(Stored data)
##############################

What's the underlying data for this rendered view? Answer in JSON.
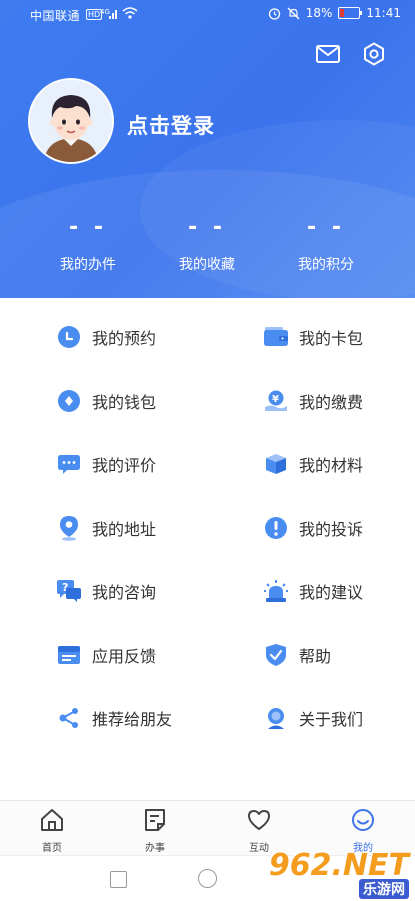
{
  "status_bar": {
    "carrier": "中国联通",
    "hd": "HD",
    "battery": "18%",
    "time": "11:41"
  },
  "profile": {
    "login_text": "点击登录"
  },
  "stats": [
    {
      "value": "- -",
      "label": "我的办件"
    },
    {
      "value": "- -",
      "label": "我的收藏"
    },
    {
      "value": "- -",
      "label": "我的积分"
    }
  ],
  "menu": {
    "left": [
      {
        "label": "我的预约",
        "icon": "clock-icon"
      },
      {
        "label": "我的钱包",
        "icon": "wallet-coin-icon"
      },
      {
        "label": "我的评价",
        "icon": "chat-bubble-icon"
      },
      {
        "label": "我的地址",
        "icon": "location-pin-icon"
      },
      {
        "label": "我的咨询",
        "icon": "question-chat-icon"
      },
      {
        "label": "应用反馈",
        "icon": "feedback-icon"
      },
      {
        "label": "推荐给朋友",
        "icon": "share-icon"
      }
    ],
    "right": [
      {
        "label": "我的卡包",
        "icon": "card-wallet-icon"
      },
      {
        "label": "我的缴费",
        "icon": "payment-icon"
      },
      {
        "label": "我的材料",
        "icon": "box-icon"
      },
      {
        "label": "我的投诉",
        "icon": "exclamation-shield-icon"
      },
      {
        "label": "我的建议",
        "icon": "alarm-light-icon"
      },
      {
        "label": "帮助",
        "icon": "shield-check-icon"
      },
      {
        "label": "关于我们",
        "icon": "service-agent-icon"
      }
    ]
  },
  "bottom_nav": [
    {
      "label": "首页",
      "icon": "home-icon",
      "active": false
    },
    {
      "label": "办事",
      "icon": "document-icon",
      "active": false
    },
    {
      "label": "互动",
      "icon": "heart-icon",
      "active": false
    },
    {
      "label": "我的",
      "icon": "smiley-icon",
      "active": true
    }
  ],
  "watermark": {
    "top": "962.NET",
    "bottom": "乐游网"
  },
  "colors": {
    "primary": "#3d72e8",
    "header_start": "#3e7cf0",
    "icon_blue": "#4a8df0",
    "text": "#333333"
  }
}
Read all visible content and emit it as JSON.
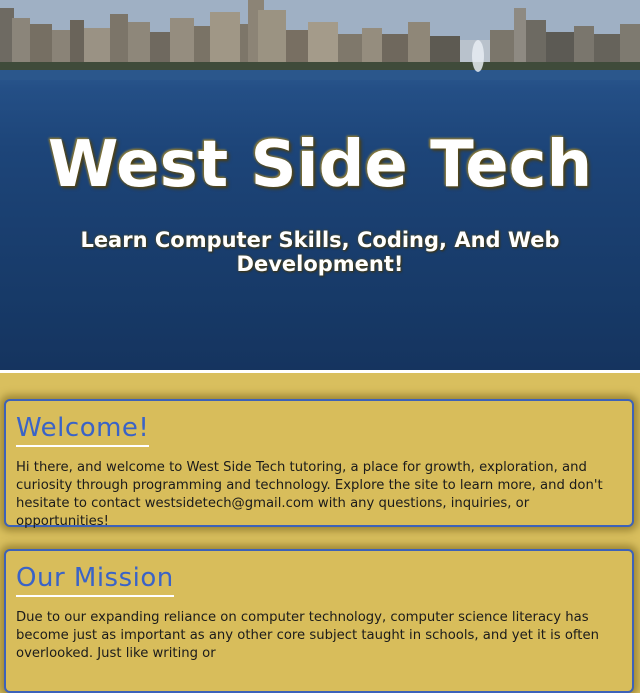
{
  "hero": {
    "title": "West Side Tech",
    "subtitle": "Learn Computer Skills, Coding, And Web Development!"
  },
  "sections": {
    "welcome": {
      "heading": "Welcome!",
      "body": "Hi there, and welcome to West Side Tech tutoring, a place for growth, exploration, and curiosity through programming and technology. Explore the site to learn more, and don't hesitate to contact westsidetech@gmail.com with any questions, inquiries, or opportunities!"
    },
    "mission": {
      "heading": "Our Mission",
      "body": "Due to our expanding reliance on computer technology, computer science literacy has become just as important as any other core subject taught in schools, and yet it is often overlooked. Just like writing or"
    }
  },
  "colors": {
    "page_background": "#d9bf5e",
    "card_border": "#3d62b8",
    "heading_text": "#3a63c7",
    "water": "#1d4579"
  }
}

##############################

**Task prompt:** Reproduce the records above exactly, leaving out every picture they contain.

**Response:**
What's the underlying data for this rendered view? Answer in JSON.
{
  "status_bar": {
    "carrier": "中国联通",
    "hd": "HD",
    "battery": "18%",
    "time": "11:41"
  },
  "profile": {
    "login_text": "点击登录"
  },
  "stats": [
    {
      "value": "- -",
      "label": "我的办件"
    },
    {
      "value": "- -",
      "label": "我的收藏"
    },
    {
      "value": "- -",
      "label": "我的积分"
    }
  ],
  "menu": {
    "left": [
      {
        "label": "我的预约",
        "icon": "clock-icon"
      },
      {
        "label": "我的钱包",
        "icon": "wallet-coin-icon"
      },
      {
        "label": "我的评价",
        "icon": "chat-bubble-icon"
      },
      {
        "label": "我的地址",
        "icon": "location-pin-icon"
      },
      {
        "label": "我的咨询",
        "icon": "question-chat-icon"
      },
      {
        "label": "应用反馈",
        "icon": "feedback-icon"
      },
      {
        "label": "推荐给朋友",
        "icon": "share-icon"
      }
    ],
    "right": [
      {
        "label": "我的卡包",
        "icon": "card-wallet-icon"
      },
      {
        "label": "我的缴费",
        "icon": "payment-icon"
      },
      {
        "label": "我的材料",
        "icon": "box-icon"
      },
      {
        "label": "我的投诉",
        "icon": "exclamation-shield-icon"
      },
      {
        "label": "我的建议",
        "icon": "alarm-light-icon"
      },
      {
        "label": "帮助",
        "icon": "shield-check-icon"
      },
      {
        "label": "关于我们",
        "icon": "service-agent-icon"
      }
    ]
  },
  "bottom_nav": [
    {
      "label": "首页",
      "icon": "home-icon",
      "active": false
    },
    {
      "label": "办事",
      "icon": "document-icon",
      "active": false
    },
    {
      "label": "互动",
      "icon": "heart-icon",
      "active": false
    },
    {
      "label": "我的",
      "icon": "smiley-icon",
      "active": true
    }
  ],
  "watermark": {
    "top": "962.NET",
    "bottom": "乐游网"
  },
  "colors": {
    "primary": "#3d72e8",
    "header_start": "#3e7cf0",
    "icon_blue": "#4a8df0",
    "text": "#333333"
  }
}
Read all visible content and emit it as JSON.
{
  "hero": {
    "title": "West Side Tech",
    "subtitle": "Learn Computer Skills, Coding, And Web Development!"
  },
  "sections": {
    "welcome": {
      "heading": "Welcome!",
      "body": "Hi there, and welcome to West Side Tech tutoring, a place for growth, exploration, and curiosity through programming and technology. Explore the site to learn more, and don't hesitate to contact westsidetech@gmail.com with any questions, inquiries, or opportunities!"
    },
    "mission": {
      "heading": "Our Mission",
      "body": "Due to our expanding reliance on computer technology, computer science literacy has become just as important as any other core subject taught in schools, and yet it is often overlooked. Just like writing or"
    }
  },
  "colors": {
    "page_background": "#d9bf5e",
    "card_border": "#3d62b8",
    "heading_text": "#3a63c7",
    "water": "#1d4579"
  }
}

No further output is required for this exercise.